Exercise details:
Copy each line in the data that includes the word "buying".

Exercise materials:

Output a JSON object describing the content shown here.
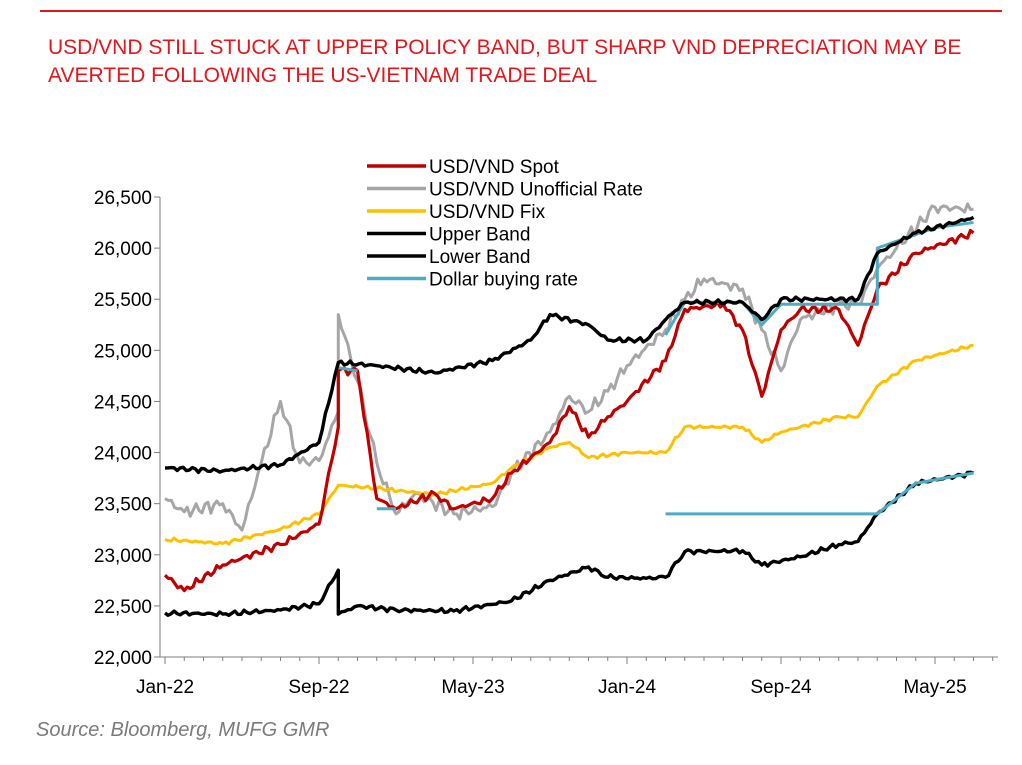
{
  "title": "USD/VND STILL STUCK AT UPPER POLICY BAND, BUT SHARP VND DEPRECIATION MAY BE AVERTED FOLLOWING THE US-VIETNAM TRADE DEAL",
  "source": "Source: Bloomberg, MUFG GMR",
  "chart_data": {
    "type": "line",
    "ylim": [
      22000,
      26500
    ],
    "yticks": [
      "22,000",
      "22,500",
      "23,000",
      "23,500",
      "24,000",
      "24,500",
      "25,000",
      "25,500",
      "26,000",
      "26,500"
    ],
    "xticks": [
      "Jan-22",
      "Sep-22",
      "May-23",
      "Jan-24",
      "Sep-24",
      "May-25"
    ],
    "legend_position": "top-center",
    "series": [
      {
        "name": "Lower Band",
        "color": "#000000",
        "points": [
          [
            "Jan-22",
            22430
          ],
          [
            "Apr-22",
            22420
          ],
          [
            "Jul-22",
            22460
          ],
          [
            "Sep-22",
            22520
          ],
          [
            "Oct-22",
            22850
          ],
          [
            "Oct-22",
            22420
          ],
          [
            "Nov-22",
            22500
          ],
          [
            "Jan-23",
            22460
          ],
          [
            "Apr-23",
            22450
          ],
          [
            "Jul-23",
            22550
          ],
          [
            "Sep-23",
            22750
          ],
          [
            "Nov-23",
            22880
          ],
          [
            "Dec-23",
            22780
          ],
          [
            "Feb-24",
            22770
          ],
          [
            "Mar-24",
            22780
          ],
          [
            "Apr-24",
            23030
          ],
          [
            "Jul-24",
            23040
          ],
          [
            "Aug-24",
            22900
          ],
          [
            "Oct-24",
            22980
          ],
          [
            "Dec-24",
            23100
          ],
          [
            "Jan-25",
            23130
          ],
          [
            "Feb-25",
            23400
          ],
          [
            "Apr-25",
            23700
          ],
          [
            "Jul-25",
            23800
          ]
        ]
      },
      {
        "name": "USD/VND Unofficial Rate",
        "color": "#a6a6a6",
        "points": [
          [
            "Jan-22",
            23550
          ],
          [
            "Feb-22",
            23420
          ],
          [
            "Apr-22",
            23500
          ],
          [
            "May-22",
            23240
          ],
          [
            "Jun-22",
            23900
          ],
          [
            "Jul-22",
            24500
          ],
          [
            "Aug-22",
            23900
          ],
          [
            "Sep-22",
            23920
          ],
          [
            "Oct-22",
            24400
          ],
          [
            "Oct-22",
            25350
          ],
          [
            "Nov-22",
            24700
          ],
          [
            "Dec-22",
            23900
          ],
          [
            "Jan-23",
            23400
          ],
          [
            "Feb-23",
            23600
          ],
          [
            "Apr-23",
            23400
          ],
          [
            "Jun-23",
            23470
          ],
          [
            "Jul-23",
            23800
          ],
          [
            "Sep-23",
            24200
          ],
          [
            "Oct-23",
            24550
          ],
          [
            "Nov-23",
            24400
          ],
          [
            "Dec-23",
            24600
          ],
          [
            "Jan-24",
            24850
          ],
          [
            "Mar-24",
            25200
          ],
          [
            "Apr-24",
            25500
          ],
          [
            "May-24",
            25700
          ],
          [
            "Jul-24",
            25600
          ],
          [
            "Aug-24",
            25200
          ],
          [
            "Sep-24",
            24800
          ],
          [
            "Oct-24",
            25300
          ],
          [
            "Dec-24",
            25450
          ],
          [
            "Jan-25",
            25450
          ],
          [
            "Feb-25",
            25800
          ],
          [
            "Mar-25",
            26000
          ],
          [
            "May-25",
            26400
          ],
          [
            "Jul-25",
            26380
          ]
        ]
      },
      {
        "name": "USD/VND Fix",
        "color": "#ffc000",
        "points": [
          [
            "Jan-22",
            23150
          ],
          [
            "Apr-22",
            23110
          ],
          [
            "Jul-22",
            23250
          ],
          [
            "Sep-22",
            23400
          ],
          [
            "Oct-22",
            23680
          ],
          [
            "Dec-22",
            23650
          ],
          [
            "Mar-23",
            23590
          ],
          [
            "Jun-23",
            23700
          ],
          [
            "Jul-23",
            23850
          ],
          [
            "Sep-23",
            24050
          ],
          [
            "Oct-23",
            24100
          ],
          [
            "Nov-23",
            23950
          ],
          [
            "Jan-24",
            24000
          ],
          [
            "Mar-24",
            24000
          ],
          [
            "Apr-24",
            24250
          ],
          [
            "Jul-24",
            24250
          ],
          [
            "Aug-24",
            24100
          ],
          [
            "Sep-24",
            24200
          ],
          [
            "Dec-24",
            24350
          ],
          [
            "Jan-25",
            24350
          ],
          [
            "Feb-25",
            24650
          ],
          [
            "Apr-25",
            24900
          ],
          [
            "Jul-25",
            25050
          ]
        ]
      },
      {
        "name": "USD/VND Spot",
        "color": "#c00000",
        "points": [
          [
            "Jan-22",
            22800
          ],
          [
            "Feb-22",
            22650
          ],
          [
            "Apr-22",
            22900
          ],
          [
            "Jul-22",
            23100
          ],
          [
            "Sep-22",
            23300
          ],
          [
            "Oct-22",
            24250
          ],
          [
            "Oct-22",
            24800
          ],
          [
            "Nov-22",
            24800
          ],
          [
            "Dec-22",
            23550
          ],
          [
            "Jan-23",
            23450
          ],
          [
            "Mar-23",
            23600
          ],
          [
            "Apr-23",
            23450
          ],
          [
            "Jun-23",
            23550
          ],
          [
            "Jul-23",
            23800
          ],
          [
            "Sep-23",
            24100
          ],
          [
            "Oct-23",
            24450
          ],
          [
            "Nov-23",
            24150
          ],
          [
            "Dec-23",
            24350
          ],
          [
            "Jan-24",
            24500
          ],
          [
            "Mar-24",
            24900
          ],
          [
            "Apr-24",
            25400
          ],
          [
            "Jun-24",
            25450
          ],
          [
            "Jul-24",
            25200
          ],
          [
            "Aug-24",
            24550
          ],
          [
            "Sep-24",
            25200
          ],
          [
            "Oct-24",
            25400
          ],
          [
            "Dec-24",
            25400
          ],
          [
            "Jan-25",
            25050
          ],
          [
            "Feb-25",
            25600
          ],
          [
            "Apr-25",
            25950
          ],
          [
            "Jul-25",
            26150
          ]
        ]
      },
      {
        "name": "Dollar buying rate",
        "color": "#4bacc6",
        "segments": [
          [
            [
              "Oct-22",
              24830
            ],
            [
              "Nov-22",
              24800
            ]
          ],
          [
            [
              "Dec-22",
              23450
            ],
            [
              "Jan-23",
              23450
            ]
          ],
          [
            [
              "Mar-24",
              23400
            ],
            [
              "Feb-25",
              23400
            ],
            [
              "Apr-25",
              23700
            ],
            [
              "Jul-25",
              23800
            ]
          ],
          [
            [
              "Mar-24",
              25150
            ],
            [
              "Apr-24",
              25470
            ],
            [
              "Jul-24",
              25470
            ],
            [
              "Aug-24",
              25250
            ],
            [
              "Sep-24",
              25450
            ],
            [
              "Feb-25",
              25450
            ],
            [
              "Feb-25",
              26000
            ],
            [
              "May-25",
              26200
            ],
            [
              "Jul-25",
              26250
            ]
          ]
        ]
      },
      {
        "name": "Upper Band",
        "color": "#000000",
        "points": [
          [
            "Jan-22",
            23850
          ],
          [
            "Apr-22",
            23820
          ],
          [
            "Jul-22",
            23880
          ],
          [
            "Sep-22",
            24100
          ],
          [
            "Oct-22",
            24880
          ],
          [
            "Dec-22",
            24850
          ],
          [
            "Mar-23",
            24780
          ],
          [
            "Jun-23",
            24900
          ],
          [
            "Aug-23",
            25100
          ],
          [
            "Sep-23",
            25350
          ],
          [
            "Nov-23",
            25250
          ],
          [
            "Dec-23",
            25100
          ],
          [
            "Feb-24",
            25100
          ],
          [
            "Mar-24",
            25300
          ],
          [
            "Apr-24",
            25470
          ],
          [
            "Jul-24",
            25470
          ],
          [
            "Aug-24",
            25300
          ],
          [
            "Sep-24",
            25500
          ],
          [
            "Jan-25",
            25500
          ],
          [
            "Feb-25",
            25950
          ],
          [
            "Apr-25",
            26150
          ],
          [
            "Jul-25",
            26300
          ]
        ]
      }
    ],
    "legend_order": [
      "USD/VND Spot",
      "USD/VND Unofficial Rate",
      "USD/VND Fix",
      "Upper Band",
      "Lower Band",
      "Dollar buying rate"
    ]
  }
}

Solution for this exercise:
        "name": "Dollar buying rate",
      "Dollar buying rate"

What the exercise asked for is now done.